START Given text

As a citizen integrator, specify data type information in an integration flow

kcbabo commented 6 years ago

As a citizen integrator, I sometimes use connections within an integration flow that do not have a defined data model for input and/or output data. Examples of some 'typeless' connections used by my team are FTP, Amazon S3, JMS, and APIs which do not define input/output types in their Swagger definition. The issue with these typeless connections is that type-aware functionality in Syndesis (e.g. data mapper, basic filter) is not available because the types are not known. To address this issue, I want the ability to define the data type at any point in an integration where it is not known.

To address this requirement, I would like the ability to add a "Describe Data" step to an integration flow that declares the current data type. If a data type is already declared by a connector or step, I cannot change that data type with the Describe Data step. The configuration of the step should allow me to select from the following data type descriptions:

JSON schema
JSON instance document
XML schema
XML instance document

I anticipate using a Describe Data step in the following situations:

A step after a typeless start connection, in order to declare the type of data that starts a flow
A step before a typeless step connection, in order to declare the type of data that a step connection expects
A step after a typeless step connection, in order to declare the type of data returned from a step connection
A step before a typeless finish connection, in order to declare the type of data that a finish connection expects

chirino commented 6 years ago

Let me come up with some scenarios:

Say you have a typeless start connection, and typeless end connection. You could add "Describe Data" step there, but it would not really be required right? It has no runtime processing associated with it? What if the data being passed is not actually what was described?
Say you have a typeless start connection, and typeless end connection. Could you add 2 "Describe Data" steps and a Mapper in between those to do a data mapping between typeless connections?

kcbabo commented 6 years ago

Excellent scenarios!

Say you have a typeless start connection, and typeless end connection. You could add "Describe Data" step there, but it would not really be required right?

END Given text
START Dataset extract

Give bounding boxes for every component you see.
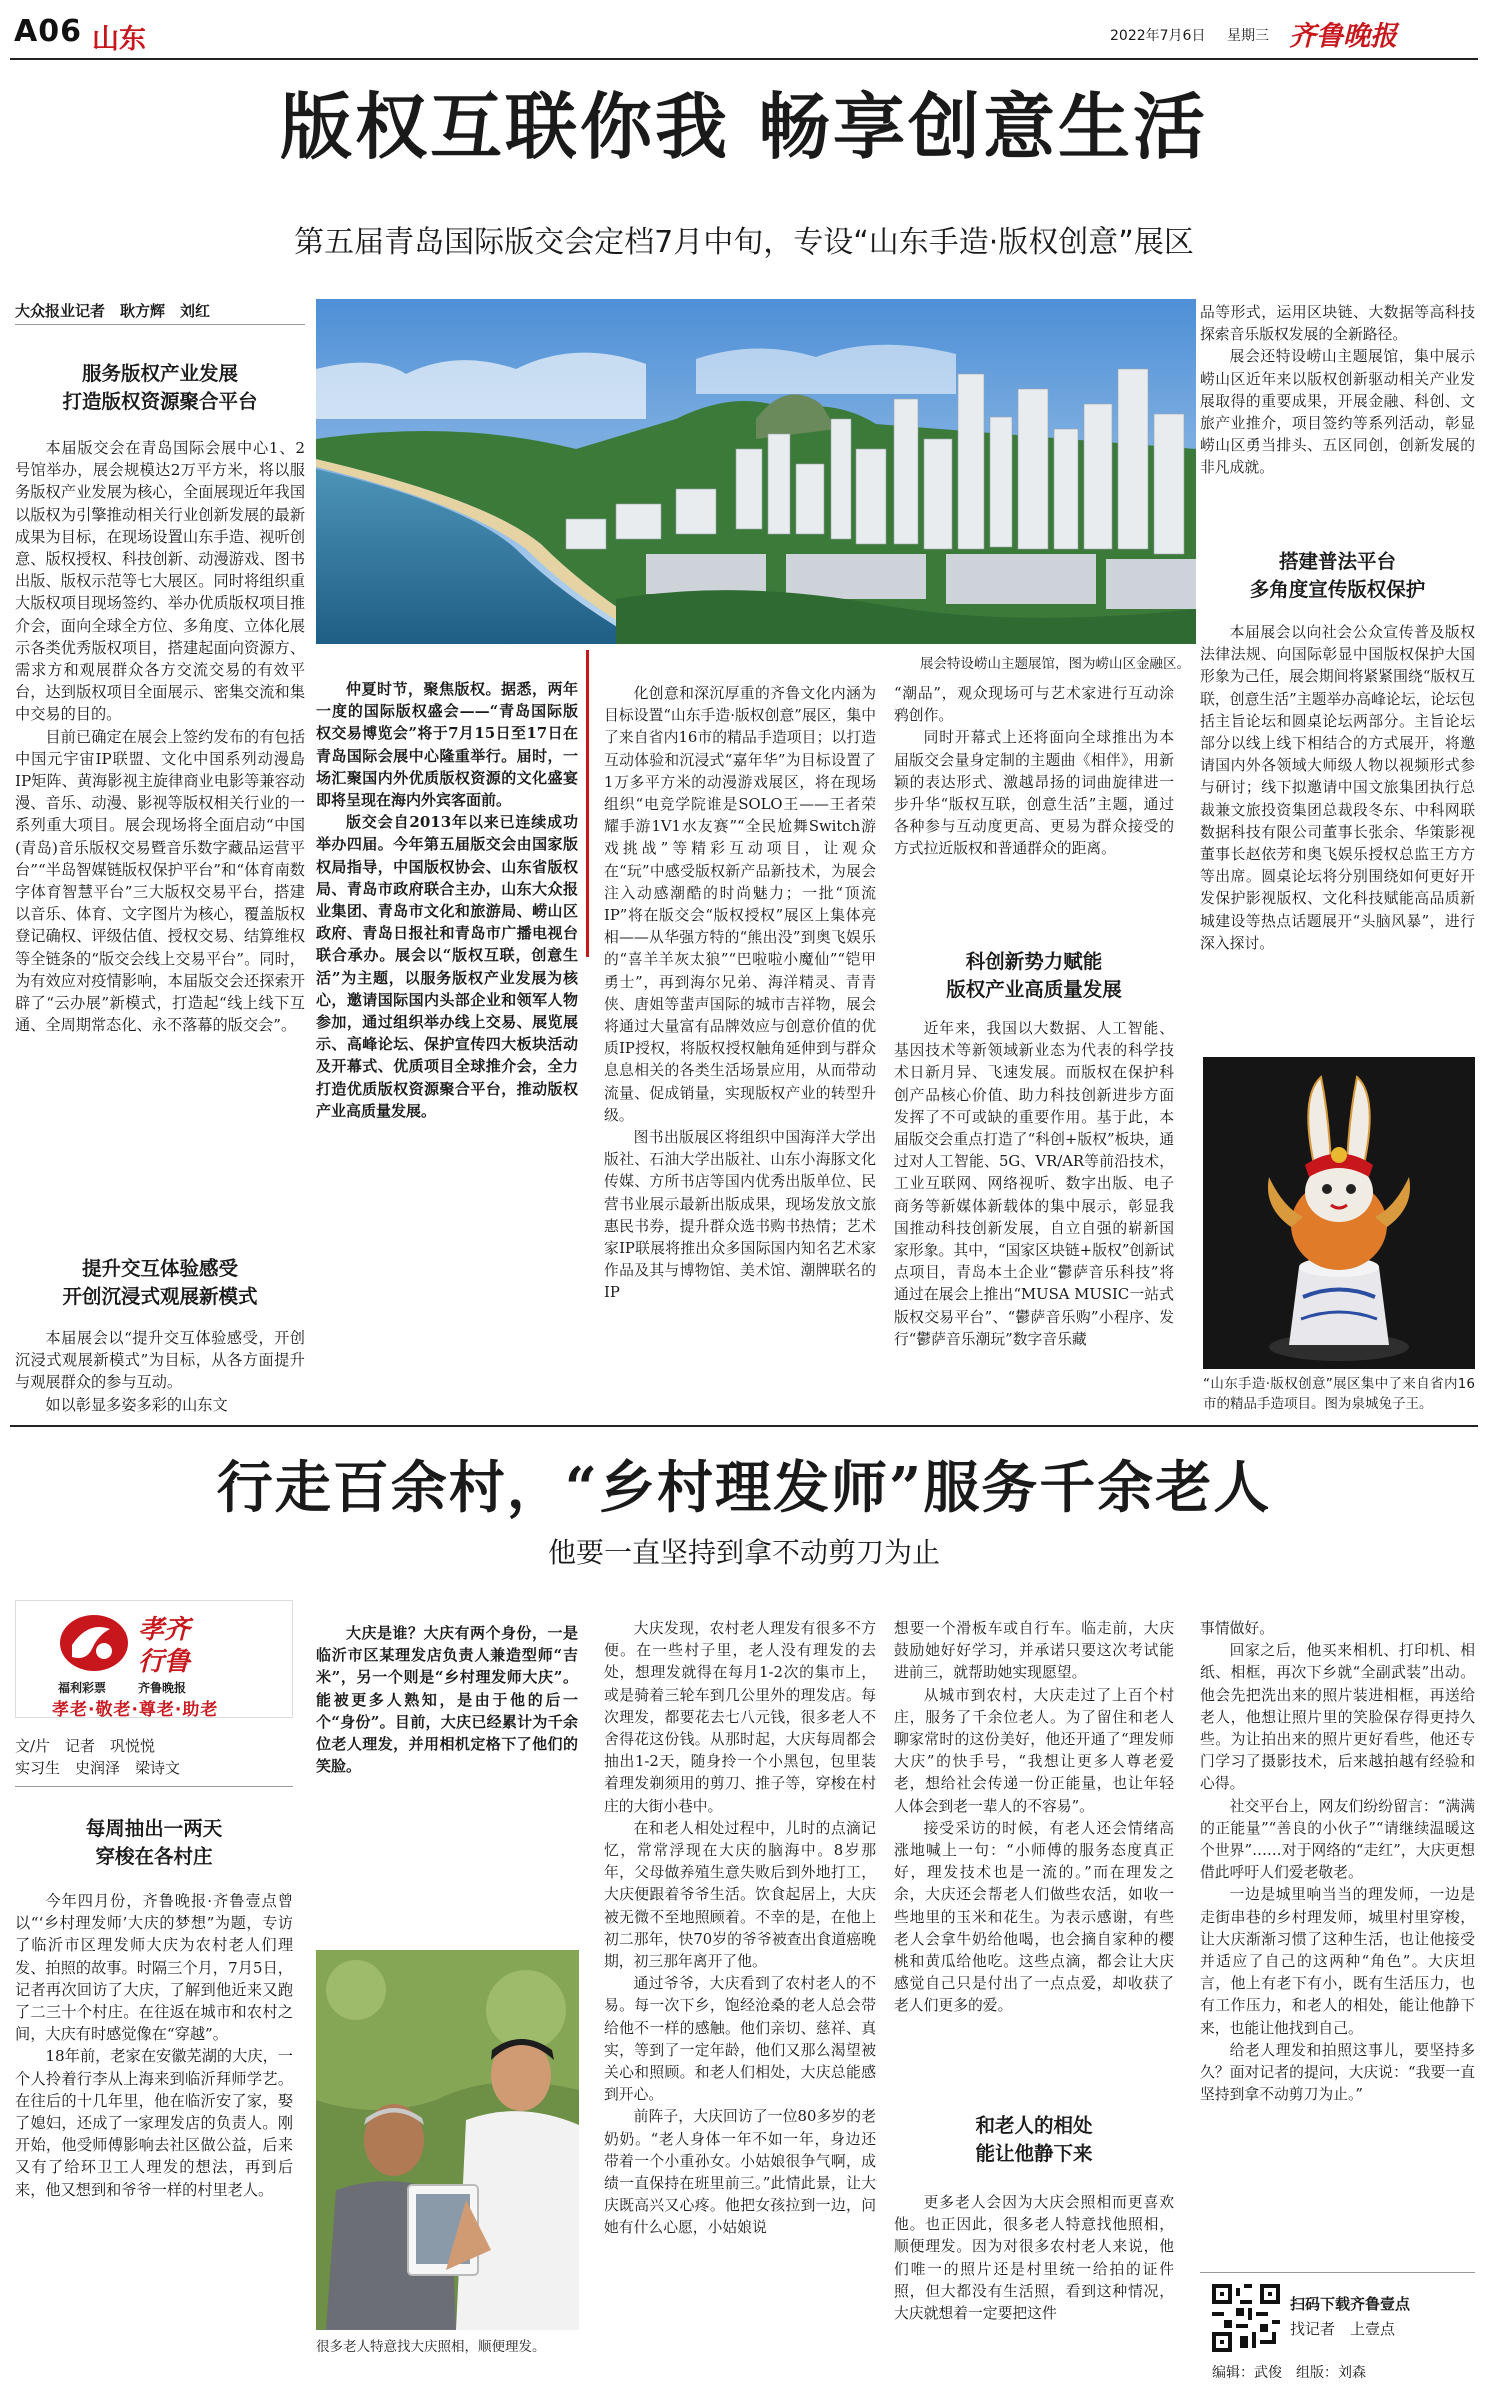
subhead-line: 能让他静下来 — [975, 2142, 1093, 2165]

END Dataset extract

### [Problem]
Output the part of the Describe Data thread starting with "A step after a typeless start" and going on through "what was described?", word for word. Work only from the Describe Data thread and leave the material aside.

### [Solution below]
A step after a typeless start connection, in order to declare the type of data that starts a flow
A step before a typeless step connection, in order to declare the type of data that a step connection expects
A step after a typeless step connection, in order to declare the type of data returned from a step connection
A step before a typeless finish connection, in order to declare the type of data that a finish connection expects

chirino commented 6 years ago

Let me come up with some scenarios:

Say you have a typeless start connection, and typeless end connection. You could add "Describe Data" step there, but it would not really be required right? It has no runtime processing associated with it? What if the data being passed is not actually what was described?